● Directions: Scan the data beneath this task and copy each line that includes "vind".

● Material to process:
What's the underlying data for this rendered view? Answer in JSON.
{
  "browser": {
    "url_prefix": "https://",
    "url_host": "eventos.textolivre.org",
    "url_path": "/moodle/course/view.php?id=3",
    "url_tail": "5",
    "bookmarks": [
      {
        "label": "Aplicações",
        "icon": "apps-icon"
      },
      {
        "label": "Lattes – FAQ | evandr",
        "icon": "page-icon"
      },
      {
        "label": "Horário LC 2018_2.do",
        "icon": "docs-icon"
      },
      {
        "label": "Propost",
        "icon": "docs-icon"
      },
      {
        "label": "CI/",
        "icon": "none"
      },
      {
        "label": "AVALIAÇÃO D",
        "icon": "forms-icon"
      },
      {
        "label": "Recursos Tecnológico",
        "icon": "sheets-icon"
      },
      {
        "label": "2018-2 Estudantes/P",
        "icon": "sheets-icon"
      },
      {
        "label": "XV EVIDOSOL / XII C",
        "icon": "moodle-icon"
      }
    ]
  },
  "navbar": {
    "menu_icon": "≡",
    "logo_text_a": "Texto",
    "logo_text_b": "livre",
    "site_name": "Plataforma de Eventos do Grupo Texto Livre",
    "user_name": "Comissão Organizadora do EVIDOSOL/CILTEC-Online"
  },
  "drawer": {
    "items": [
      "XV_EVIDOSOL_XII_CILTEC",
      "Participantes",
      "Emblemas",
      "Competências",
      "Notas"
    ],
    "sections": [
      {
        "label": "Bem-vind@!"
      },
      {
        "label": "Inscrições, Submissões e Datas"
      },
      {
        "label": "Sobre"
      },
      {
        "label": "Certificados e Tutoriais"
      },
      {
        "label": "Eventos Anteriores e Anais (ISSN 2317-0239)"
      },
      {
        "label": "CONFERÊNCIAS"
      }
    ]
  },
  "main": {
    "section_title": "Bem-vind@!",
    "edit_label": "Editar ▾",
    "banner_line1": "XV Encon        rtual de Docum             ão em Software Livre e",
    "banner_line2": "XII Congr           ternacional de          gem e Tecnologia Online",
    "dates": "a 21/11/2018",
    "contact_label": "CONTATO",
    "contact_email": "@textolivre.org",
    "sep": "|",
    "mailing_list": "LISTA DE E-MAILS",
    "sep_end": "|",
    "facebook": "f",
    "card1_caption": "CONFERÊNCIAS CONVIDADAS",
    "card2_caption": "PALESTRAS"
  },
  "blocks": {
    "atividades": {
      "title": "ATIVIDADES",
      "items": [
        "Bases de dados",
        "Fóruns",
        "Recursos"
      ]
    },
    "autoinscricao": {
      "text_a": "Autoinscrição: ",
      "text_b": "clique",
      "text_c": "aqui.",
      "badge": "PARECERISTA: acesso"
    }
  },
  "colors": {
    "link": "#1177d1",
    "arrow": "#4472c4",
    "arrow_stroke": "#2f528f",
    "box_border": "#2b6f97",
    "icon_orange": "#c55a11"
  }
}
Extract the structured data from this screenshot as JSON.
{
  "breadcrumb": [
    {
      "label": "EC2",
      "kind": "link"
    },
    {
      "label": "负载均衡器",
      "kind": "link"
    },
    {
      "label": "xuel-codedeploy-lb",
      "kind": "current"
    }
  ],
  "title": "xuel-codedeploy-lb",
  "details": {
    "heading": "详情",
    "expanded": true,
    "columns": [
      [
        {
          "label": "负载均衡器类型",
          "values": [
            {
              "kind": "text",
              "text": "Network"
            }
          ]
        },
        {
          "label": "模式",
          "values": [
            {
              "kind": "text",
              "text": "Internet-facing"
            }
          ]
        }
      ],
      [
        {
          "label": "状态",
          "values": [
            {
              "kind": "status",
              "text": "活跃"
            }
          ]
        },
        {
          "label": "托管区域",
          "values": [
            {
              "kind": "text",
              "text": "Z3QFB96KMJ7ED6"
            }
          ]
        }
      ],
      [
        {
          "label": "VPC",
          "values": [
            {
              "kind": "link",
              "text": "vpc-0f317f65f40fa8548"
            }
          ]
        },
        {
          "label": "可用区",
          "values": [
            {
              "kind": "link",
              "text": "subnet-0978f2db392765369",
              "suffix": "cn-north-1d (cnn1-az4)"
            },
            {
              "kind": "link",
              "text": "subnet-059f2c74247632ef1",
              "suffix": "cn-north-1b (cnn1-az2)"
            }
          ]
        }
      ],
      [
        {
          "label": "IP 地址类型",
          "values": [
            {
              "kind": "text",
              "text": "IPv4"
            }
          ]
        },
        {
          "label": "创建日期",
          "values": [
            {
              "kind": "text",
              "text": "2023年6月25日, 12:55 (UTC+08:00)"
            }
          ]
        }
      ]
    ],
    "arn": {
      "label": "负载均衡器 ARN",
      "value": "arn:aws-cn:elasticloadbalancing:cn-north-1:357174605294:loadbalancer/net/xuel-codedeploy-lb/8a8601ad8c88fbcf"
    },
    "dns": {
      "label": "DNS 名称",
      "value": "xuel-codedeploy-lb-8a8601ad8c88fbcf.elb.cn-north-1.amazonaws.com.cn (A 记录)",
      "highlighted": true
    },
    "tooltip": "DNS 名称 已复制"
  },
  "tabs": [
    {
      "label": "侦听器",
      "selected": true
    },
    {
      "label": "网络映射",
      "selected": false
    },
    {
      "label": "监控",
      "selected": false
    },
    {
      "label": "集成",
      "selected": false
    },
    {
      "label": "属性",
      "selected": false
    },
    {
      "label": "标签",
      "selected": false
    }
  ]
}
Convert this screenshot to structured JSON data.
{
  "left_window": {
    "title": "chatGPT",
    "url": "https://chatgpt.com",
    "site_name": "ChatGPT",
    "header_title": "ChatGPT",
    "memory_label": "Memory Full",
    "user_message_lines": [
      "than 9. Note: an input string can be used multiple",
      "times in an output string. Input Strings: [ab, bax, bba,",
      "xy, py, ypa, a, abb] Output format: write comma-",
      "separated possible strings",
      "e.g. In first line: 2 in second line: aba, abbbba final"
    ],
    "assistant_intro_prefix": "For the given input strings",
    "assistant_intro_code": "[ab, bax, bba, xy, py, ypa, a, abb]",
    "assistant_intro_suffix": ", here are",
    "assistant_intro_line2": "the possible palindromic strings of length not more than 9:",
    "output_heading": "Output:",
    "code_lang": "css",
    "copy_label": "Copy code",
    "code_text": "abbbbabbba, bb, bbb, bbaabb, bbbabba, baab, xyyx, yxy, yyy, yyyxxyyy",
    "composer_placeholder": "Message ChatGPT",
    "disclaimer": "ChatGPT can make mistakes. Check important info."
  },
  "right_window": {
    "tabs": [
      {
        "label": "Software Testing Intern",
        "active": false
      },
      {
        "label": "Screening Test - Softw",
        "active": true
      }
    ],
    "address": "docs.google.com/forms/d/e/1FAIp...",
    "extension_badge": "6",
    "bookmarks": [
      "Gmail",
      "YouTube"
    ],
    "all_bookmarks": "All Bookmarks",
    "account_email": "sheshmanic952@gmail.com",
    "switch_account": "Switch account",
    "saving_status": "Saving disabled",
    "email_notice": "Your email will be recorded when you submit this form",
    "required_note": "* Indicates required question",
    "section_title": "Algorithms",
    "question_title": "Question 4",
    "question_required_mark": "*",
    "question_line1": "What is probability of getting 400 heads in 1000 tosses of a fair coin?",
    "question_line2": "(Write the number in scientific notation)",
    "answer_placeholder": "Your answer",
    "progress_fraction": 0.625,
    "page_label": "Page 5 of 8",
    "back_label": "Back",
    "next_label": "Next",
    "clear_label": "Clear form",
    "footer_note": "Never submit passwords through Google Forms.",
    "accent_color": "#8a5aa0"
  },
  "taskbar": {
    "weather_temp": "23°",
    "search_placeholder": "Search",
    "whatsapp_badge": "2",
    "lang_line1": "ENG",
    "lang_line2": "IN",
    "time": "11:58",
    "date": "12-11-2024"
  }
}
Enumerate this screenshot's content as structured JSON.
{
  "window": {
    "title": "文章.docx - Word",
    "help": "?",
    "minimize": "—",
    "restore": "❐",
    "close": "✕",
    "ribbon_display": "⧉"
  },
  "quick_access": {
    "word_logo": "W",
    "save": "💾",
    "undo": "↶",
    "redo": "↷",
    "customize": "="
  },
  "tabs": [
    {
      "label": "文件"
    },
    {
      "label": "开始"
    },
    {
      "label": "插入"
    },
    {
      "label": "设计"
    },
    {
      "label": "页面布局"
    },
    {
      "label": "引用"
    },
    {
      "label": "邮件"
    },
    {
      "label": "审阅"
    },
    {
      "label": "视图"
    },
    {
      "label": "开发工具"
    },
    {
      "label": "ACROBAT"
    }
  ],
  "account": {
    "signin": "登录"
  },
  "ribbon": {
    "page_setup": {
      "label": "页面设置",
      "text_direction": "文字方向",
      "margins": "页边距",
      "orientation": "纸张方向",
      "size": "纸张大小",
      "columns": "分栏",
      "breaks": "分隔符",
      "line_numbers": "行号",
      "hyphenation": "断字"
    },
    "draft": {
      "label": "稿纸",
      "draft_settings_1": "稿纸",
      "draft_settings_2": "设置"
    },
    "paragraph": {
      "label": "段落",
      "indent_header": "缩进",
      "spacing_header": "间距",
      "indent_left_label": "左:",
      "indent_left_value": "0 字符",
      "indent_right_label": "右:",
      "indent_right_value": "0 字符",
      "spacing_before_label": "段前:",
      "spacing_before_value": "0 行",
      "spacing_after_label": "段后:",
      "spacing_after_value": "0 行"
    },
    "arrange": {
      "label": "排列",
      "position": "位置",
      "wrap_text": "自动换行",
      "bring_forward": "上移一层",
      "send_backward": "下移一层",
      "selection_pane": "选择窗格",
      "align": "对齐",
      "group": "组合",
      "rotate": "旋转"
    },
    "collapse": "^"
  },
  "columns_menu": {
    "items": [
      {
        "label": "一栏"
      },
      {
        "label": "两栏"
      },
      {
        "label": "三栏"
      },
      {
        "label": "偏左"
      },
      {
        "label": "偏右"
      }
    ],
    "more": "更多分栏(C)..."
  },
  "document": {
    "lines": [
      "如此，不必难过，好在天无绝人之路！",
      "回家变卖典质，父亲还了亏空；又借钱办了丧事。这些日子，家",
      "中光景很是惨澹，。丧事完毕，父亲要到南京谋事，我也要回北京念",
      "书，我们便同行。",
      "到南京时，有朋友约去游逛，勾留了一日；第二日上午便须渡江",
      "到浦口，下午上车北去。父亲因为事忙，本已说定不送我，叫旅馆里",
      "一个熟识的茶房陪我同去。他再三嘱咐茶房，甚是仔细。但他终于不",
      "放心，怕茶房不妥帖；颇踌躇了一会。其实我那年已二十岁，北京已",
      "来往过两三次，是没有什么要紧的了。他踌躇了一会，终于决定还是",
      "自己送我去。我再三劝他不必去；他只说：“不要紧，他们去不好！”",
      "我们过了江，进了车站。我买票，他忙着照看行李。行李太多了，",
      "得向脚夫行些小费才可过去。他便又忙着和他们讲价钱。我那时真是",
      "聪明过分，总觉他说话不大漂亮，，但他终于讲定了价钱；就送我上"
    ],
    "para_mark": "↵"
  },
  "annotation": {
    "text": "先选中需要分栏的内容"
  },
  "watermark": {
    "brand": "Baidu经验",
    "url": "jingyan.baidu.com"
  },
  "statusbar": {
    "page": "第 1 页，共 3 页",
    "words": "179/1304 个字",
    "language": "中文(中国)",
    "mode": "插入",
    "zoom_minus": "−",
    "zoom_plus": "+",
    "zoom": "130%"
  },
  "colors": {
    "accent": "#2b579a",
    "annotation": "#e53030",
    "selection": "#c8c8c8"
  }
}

● Response below:
        "label": "Bem-vind@!"
    "section_title": "Bem-vind@!",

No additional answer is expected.